====== Stored rows
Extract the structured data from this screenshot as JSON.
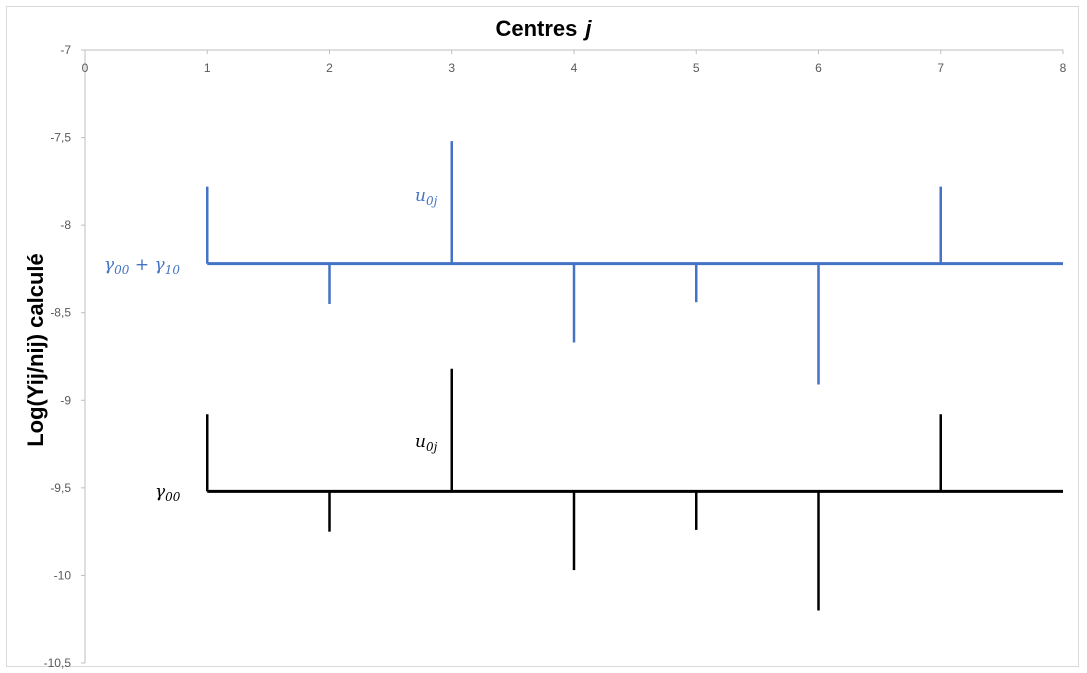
{
  "chart_data": {
    "type": "line",
    "title": "Centres",
    "title_symbol": "j",
    "xlabel": "",
    "ylabel": "Log(Yij/nij) calculé",
    "xlim": [
      0,
      8
    ],
    "ylim": [
      -10.5,
      -7
    ],
    "x_ticks": [
      "0",
      "1",
      "2",
      "3",
      "4",
      "5",
      "6",
      "7",
      "8"
    ],
    "y_ticks": [
      "-7",
      "-7,5",
      "-8",
      "-8,5",
      "-9",
      "-9,5",
      "-10",
      "-10,5"
    ],
    "x_axis_position": "top",
    "grid": false,
    "series": [
      {
        "color": "#4472c4",
        "baseline": -8.22,
        "baseline_x": [
          1,
          8
        ],
        "deviations": [
          {
            "x": 1,
            "y": -7.78
          },
          {
            "x": 2,
            "y": -8.45
          },
          {
            "x": 3,
            "y": -7.52
          },
          {
            "x": 4,
            "y": -8.67
          },
          {
            "x": 5,
            "y": -8.44
          },
          {
            "x": 6,
            "y": -8.91
          },
          {
            "x": 7,
            "y": -7.78
          }
        ]
      },
      {
        "color": "#000000",
        "baseline": -9.52,
        "baseline_x": [
          1,
          8
        ],
        "deviations": [
          {
            "x": 1,
            "y": -9.08
          },
          {
            "x": 2,
            "y": -9.75
          },
          {
            "x": 3,
            "y": -8.82
          },
          {
            "x": 4,
            "y": -9.97
          },
          {
            "x": 5,
            "y": -9.74
          },
          {
            "x": 6,
            "y": -10.2
          },
          {
            "x": 7,
            "y": -9.08
          }
        ]
      }
    ],
    "annotations": {
      "blue_baseline": {
        "g1": "γ",
        "g1_sub": "00",
        "plus": " + ",
        "g2": "γ",
        "g2_sub": "10"
      },
      "blue_deviation": {
        "u": "u",
        "u_sub": "0j"
      },
      "black_baseline": {
        "g": "γ",
        "g_sub": "00"
      },
      "black_deviation": {
        "u": "u",
        "u_sub": "0j"
      }
    }
  }
}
============
**Stated problem**. Transcribe all of the records above character for character. Exclude the pictures.

**Output for this task**.
Extract the structured data from this screenshot as JSON.
{
  "chart_data": {
    "type": "line",
    "title": "Centres",
    "title_symbol": "j",
    "xlabel": "",
    "ylabel": "Log(Yij/nij) calculé",
    "xlim": [
      0,
      8
    ],
    "ylim": [
      -10.5,
      -7
    ],
    "x_ticks": [
      "0",
      "1",
      "2",
      "3",
      "4",
      "5",
      "6",
      "7",
      "8"
    ],
    "y_ticks": [
      "-7",
      "-7,5",
      "-8",
      "-8,5",
      "-9",
      "-9,5",
      "-10",
      "-10,5"
    ],
    "x_axis_position": "top",
    "grid": false,
    "series": [
      {
        "color": "#4472c4",
        "baseline": -8.22,
        "baseline_x": [
          1,
          8
        ],
        "deviations": [
          {
            "x": 1,
            "y": -7.78
          },
          {
            "x": 2,
            "y": -8.45
          },
          {
            "x": 3,
            "y": -7.52
          },
          {
            "x": 4,
            "y": -8.67
          },
          {
            "x": 5,
            "y": -8.44
          },
          {
            "x": 6,
            "y": -8.91
          },
          {
            "x": 7,
            "y": -7.78
          }
        ]
      },
      {
        "color": "#000000",
        "baseline": -9.52,
        "baseline_x": [
          1,
          8
        ],
        "deviations": [
          {
            "x": 1,
            "y": -9.08
          },
          {
            "x": 2,
            "y": -9.75
          },
          {
            "x": 3,
            "y": -8.82
          },
          {
            "x": 4,
            "y": -9.97
          },
          {
            "x": 5,
            "y": -9.74
          },
          {
            "x": 6,
            "y": -10.2
          },
          {
            "x": 7,
            "y": -9.08
          }
        ]
      }
    ],
    "annotations": {
      "blue_baseline": {
        "g1": "γ",
        "g1_sub": "00",
        "plus": " + ",
        "g2": "γ",
        "g2_sub": "10"
      },
      "blue_deviation": {
        "u": "u",
        "u_sub": "0j"
      },
      "black_baseline": {
        "g": "γ",
        "g_sub": "00"
      },
      "black_deviation": {
        "u": "u",
        "u_sub": "0j"
      }
    }
  }
}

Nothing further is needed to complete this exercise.